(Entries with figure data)
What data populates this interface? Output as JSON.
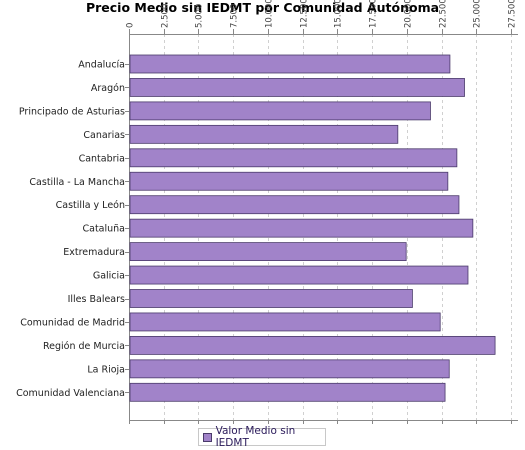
{
  "chart_data": {
    "type": "bar",
    "orientation": "horizontal",
    "title": "Precio Medio sin IEDMT por Comunidad Autónoma",
    "categories": [
      "Andalucía",
      "Aragón",
      "Principado de Asturias",
      "Canarias",
      "Cantabria",
      "Castilla - La Mancha",
      "Castilla y León",
      "Cataluña",
      "Extremadura",
      "Galicia",
      "Illes Balears",
      "Comunidad de Madrid",
      "Región de Murcia",
      "La Rioja",
      "Comunidad Valenciana"
    ],
    "series": [
      {
        "name": "Valor Medio sin IEDMT",
        "values": [
          23100,
          24150,
          21700,
          19350,
          23600,
          22950,
          23750,
          24750,
          19950,
          24400,
          20400,
          22400,
          26350,
          23050,
          22750
        ]
      }
    ],
    "xlim": [
      0,
      28000
    ],
    "ticks": [
      "0",
      "2.500",
      "5.000",
      "7.500",
      "10.000",
      "12.500",
      "15.000",
      "17.500",
      "20.000",
      "22.500",
      "25.000",
      "27.500"
    ],
    "tick_values": [
      0,
      2500,
      5000,
      7500,
      10000,
      12500,
      15000,
      17500,
      20000,
      22500,
      25000,
      27500
    ],
    "grid": true,
    "legend_position": "bottom",
    "colors": {
      "bar": "#a183c9",
      "bar_edge": "#4a3a6a",
      "grid": "#d0d0d0"
    }
  }
}
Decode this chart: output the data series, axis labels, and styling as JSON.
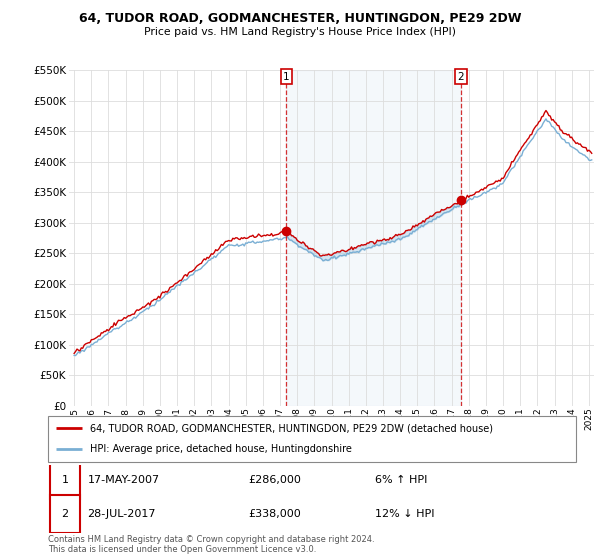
{
  "title": "64, TUDOR ROAD, GODMANCHESTER, HUNTINGDON, PE29 2DW",
  "subtitle": "Price paid vs. HM Land Registry's House Price Index (HPI)",
  "red_label": "64, TUDOR ROAD, GODMANCHESTER, HUNTINGDON, PE29 2DW (detached house)",
  "blue_label": "HPI: Average price, detached house, Huntingdonshire",
  "sale1_date": "17-MAY-2007",
  "sale1_price": 286000,
  "sale1_pct": "6% ↑ HPI",
  "sale2_date": "28-JUL-2017",
  "sale2_price": 338000,
  "sale2_pct": "12% ↓ HPI",
  "footer": "Contains HM Land Registry data © Crown copyright and database right 2024.\nThis data is licensed under the Open Government Licence v3.0.",
  "ylim": [
    0,
    550000
  ],
  "yticks": [
    0,
    50000,
    100000,
    150000,
    200000,
    250000,
    300000,
    350000,
    400000,
    450000,
    500000,
    550000
  ],
  "xlim_start": 1994.7,
  "xlim_end": 2025.3,
  "background_color": "#ffffff",
  "grid_color": "#dddddd",
  "red_color": "#cc0000",
  "blue_color": "#7aafd4",
  "shade_color": "#ddeeff"
}
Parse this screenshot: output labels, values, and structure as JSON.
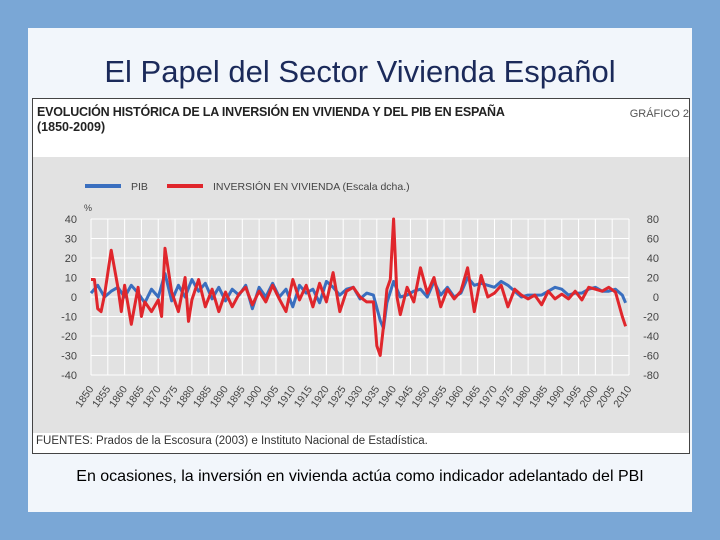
{
  "slide": {
    "title": "El Papel del Sector Vivienda Español",
    "caption": "En ocasiones, la inversión en vivienda actúa como indicador adelantado del PBI"
  },
  "figure": {
    "title": "EVOLUCIÓN HISTÓRICA DE LA INVERSIÓN EN VIVIENDA Y DEL PIB EN ESPAÑA",
    "subtitle": "(1850-2009)",
    "label": "GRÁFICO 2",
    "source": "FUENTES: Prados de la Escosura (2003) e Instituto Nacional de Estadística."
  },
  "colors": {
    "pib": "#3a6fbf",
    "inversion": "#e0262c",
    "plot_bg": "#e2e2e2"
  },
  "chart_data": {
    "type": "line",
    "xlim": [
      1850,
      2010
    ],
    "x_ticks": [
      1850,
      1855,
      1860,
      1865,
      1870,
      1875,
      1880,
      1885,
      1890,
      1895,
      1900,
      1905,
      1910,
      1915,
      1920,
      1925,
      1930,
      1935,
      1940,
      1945,
      1950,
      1955,
      1960,
      1965,
      1970,
      1975,
      1980,
      1985,
      1990,
      1995,
      2000,
      2005,
      2010
    ],
    "y_left": {
      "unit": "%",
      "lim": [
        -40,
        40
      ],
      "ticks": [
        40,
        30,
        20,
        10,
        0,
        -10,
        -20,
        -30,
        -40
      ]
    },
    "y_right": {
      "lim": [
        -80,
        80
      ],
      "ticks": [
        80,
        60,
        40,
        20,
        0,
        -20,
        -40,
        -60,
        -80
      ]
    },
    "legend": {
      "placement": "top-left"
    },
    "series": [
      {
        "name": "PIB",
        "axis": "left",
        "color": "#3a6fbf",
        "x": [
          1850,
          1852,
          1854,
          1856,
          1858,
          1860,
          1862,
          1864,
          1866,
          1868,
          1870,
          1872,
          1874,
          1876,
          1878,
          1880,
          1882,
          1884,
          1886,
          1888,
          1890,
          1892,
          1894,
          1896,
          1898,
          1900,
          1902,
          1904,
          1906,
          1908,
          1910,
          1912,
          1914,
          1916,
          1918,
          1920,
          1922,
          1924,
          1926,
          1928,
          1930,
          1932,
          1934,
          1936,
          1937,
          1938,
          1940,
          1942,
          1944,
          1946,
          1948,
          1950,
          1952,
          1954,
          1956,
          1958,
          1960,
          1962,
          1964,
          1966,
          1968,
          1970,
          1972,
          1974,
          1976,
          1978,
          1980,
          1982,
          1984,
          1986,
          1988,
          1990,
          1992,
          1994,
          1996,
          1998,
          2000,
          2002,
          2004,
          2006,
          2008,
          2009
        ],
        "values": [
          2,
          6,
          0,
          3,
          5,
          0,
          6,
          2,
          -3,
          4,
          0,
          12,
          -2,
          6,
          0,
          9,
          3,
          7,
          -1,
          5,
          -2,
          4,
          1,
          6,
          -6,
          5,
          0,
          7,
          0,
          4,
          -5,
          6,
          2,
          4,
          -3,
          8,
          5,
          1,
          4,
          5,
          -1,
          2,
          1,
          -12,
          -16,
          -3,
          8,
          0,
          1,
          3,
          4,
          0,
          8,
          1,
          5,
          0,
          2,
          10,
          6,
          7,
          6,
          5,
          8,
          6,
          3,
          0,
          1,
          1,
          1,
          3,
          5,
          4,
          1,
          2,
          2,
          4,
          5,
          3,
          3,
          4,
          1,
          -3
        ]
      },
      {
        "name": "INVERSIÓN EN VIVIENDA (Escala dcha.)",
        "axis": "right",
        "color": "#e0262c",
        "x": [
          1850,
          1851,
          1852,
          1853,
          1854,
          1856,
          1858,
          1859,
          1860,
          1861,
          1862,
          1864,
          1865,
          1866,
          1868,
          1870,
          1871,
          1872,
          1874,
          1876,
          1878,
          1879,
          1880,
          1882,
          1884,
          1886,
          1888,
          1890,
          1892,
          1894,
          1896,
          1898,
          1900,
          1902,
          1904,
          1906,
          1908,
          1910,
          1912,
          1914,
          1916,
          1918,
          1920,
          1922,
          1924,
          1926,
          1928,
          1930,
          1932,
          1934,
          1935,
          1936,
          1937,
          1938,
          1939,
          1940,
          1941,
          1942,
          1944,
          1946,
          1948,
          1950,
          1952,
          1954,
          1956,
          1958,
          1960,
          1962,
          1964,
          1966,
          1968,
          1970,
          1972,
          1974,
          1976,
          1978,
          1980,
          1982,
          1984,
          1986,
          1988,
          1990,
          1992,
          1994,
          1996,
          1998,
          2000,
          2002,
          2004,
          2006,
          2008,
          2009
        ],
        "values": [
          18,
          18,
          -12,
          -15,
          2,
          48,
          10,
          -15,
          12,
          -8,
          -28,
          10,
          -20,
          -5,
          -15,
          -3,
          -20,
          50,
          5,
          -15,
          20,
          -25,
          -3,
          18,
          -10,
          8,
          -15,
          5,
          -10,
          3,
          10,
          -8,
          6,
          -5,
          12,
          -2,
          -15,
          18,
          -3,
          12,
          -10,
          14,
          -5,
          25,
          -15,
          6,
          10,
          0,
          -5,
          -5,
          -50,
          -60,
          -30,
          8,
          18,
          80,
          0,
          -18,
          10,
          -5,
          30,
          4,
          20,
          -10,
          8,
          -2,
          6,
          30,
          -15,
          22,
          0,
          4,
          12,
          -10,
          8,
          2,
          -2,
          2,
          -8,
          6,
          -2,
          3,
          -2,
          6,
          -3,
          10,
          8,
          6,
          10,
          5,
          -20,
          -30
        ]
      }
    ]
  }
}
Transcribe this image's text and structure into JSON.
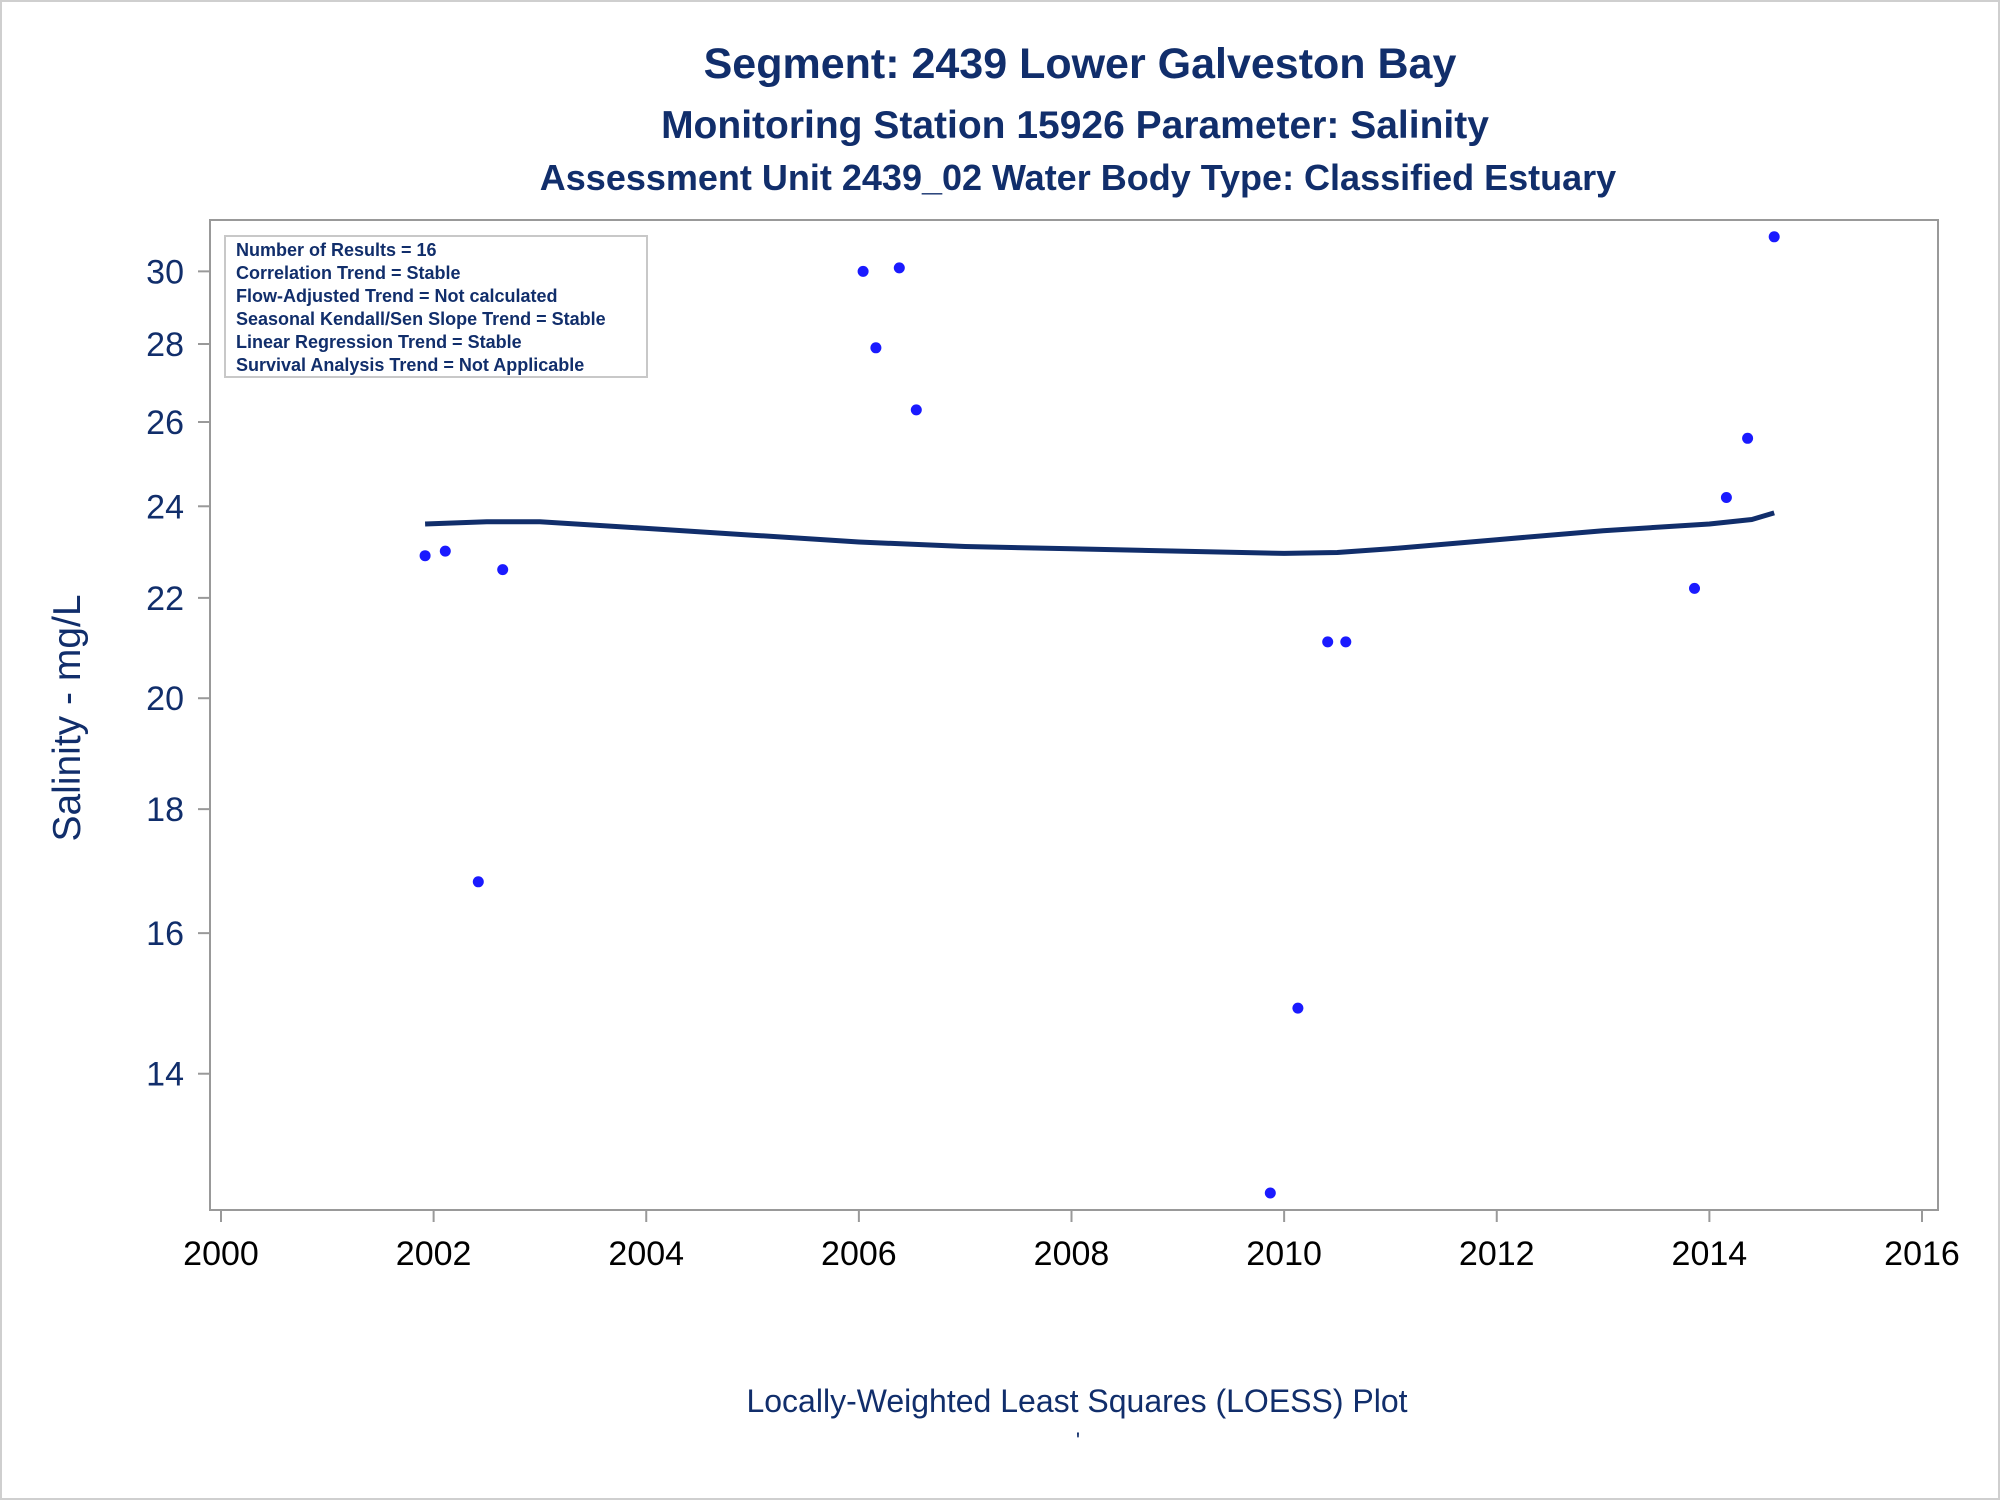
{
  "header": {
    "title": "Segment: 2439  Lower Galveston Bay",
    "subtitle1": "Monitoring Station 15926 Parameter: Salinity",
    "subtitle2": "Assessment Unit 2439_02   Water Body Type: Classified Estuary"
  },
  "stats_box": {
    "lines": [
      "Number of Results = 16",
      "Correlation Trend = Stable",
      "Flow-Adjusted Trend = Not calculated",
      "Seasonal Kendall/Sen Slope Trend = Stable",
      "Linear Regression Trend = Stable",
      "Survival Analysis Trend = Not Applicable"
    ]
  },
  "footer": {
    "caption": "Locally-Weighted Least Squares (LOESS) Plot",
    "tick_mark": "'"
  },
  "chart_data": {
    "type": "scatter",
    "title": "Segment: 2439  Lower Galveston Bay",
    "xlabel": "",
    "ylabel": "Salinity - mg/L",
    "y_scale": "log",
    "xlim": [
      2000,
      2016
    ],
    "ylim": [
      12.3,
      31.5
    ],
    "x_ticks": [
      2000,
      2002,
      2004,
      2006,
      2008,
      2010,
      2012,
      2014,
      2016
    ],
    "y_ticks": [
      14,
      16,
      18,
      20,
      22,
      24,
      26,
      28,
      30
    ],
    "grid": false,
    "colors": {
      "points": "#1a1aff",
      "loess": "#112e6b",
      "text": "#112e6b",
      "axis": "#999999"
    },
    "series": [
      {
        "type": "scatter",
        "x": [
          2001.92,
          2002.11,
          2002.42,
          2002.65,
          2006.04,
          2006.16,
          2006.38,
          2006.54,
          2009.87,
          2010.13,
          2010.41,
          2010.58,
          2013.86,
          2014.16,
          2014.36,
          2014.61
        ],
        "y": [
          22.9,
          23.0,
          16.8,
          22.6,
          30.0,
          27.9,
          30.1,
          26.3,
          12.5,
          14.9,
          21.1,
          21.1,
          22.2,
          24.2,
          25.6,
          31.0
        ]
      },
      {
        "type": "line",
        "x": [
          2001.92,
          2002.5,
          2003.0,
          2004.0,
          2005.0,
          2006.0,
          2007.0,
          2008.0,
          2009.0,
          2010.0,
          2010.5,
          2011.0,
          2012.0,
          2013.0,
          2014.0,
          2014.4,
          2014.61
        ],
        "y": [
          23.6,
          23.65,
          23.65,
          23.5,
          23.35,
          23.2,
          23.1,
          23.05,
          23.0,
          22.95,
          22.97,
          23.05,
          23.25,
          23.45,
          23.6,
          23.7,
          23.85
        ]
      }
    ]
  }
}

## WHAT YOU HAVE TO DO
Read the lines above. Gather those in which the string "footer" is found.

## THE SOLUTION
  "footer": "Contains HM Land Registry data © Crown copyright and database right 2024.\nThis data is licensed under the Open Government Licence v3.0.",
  "footer": {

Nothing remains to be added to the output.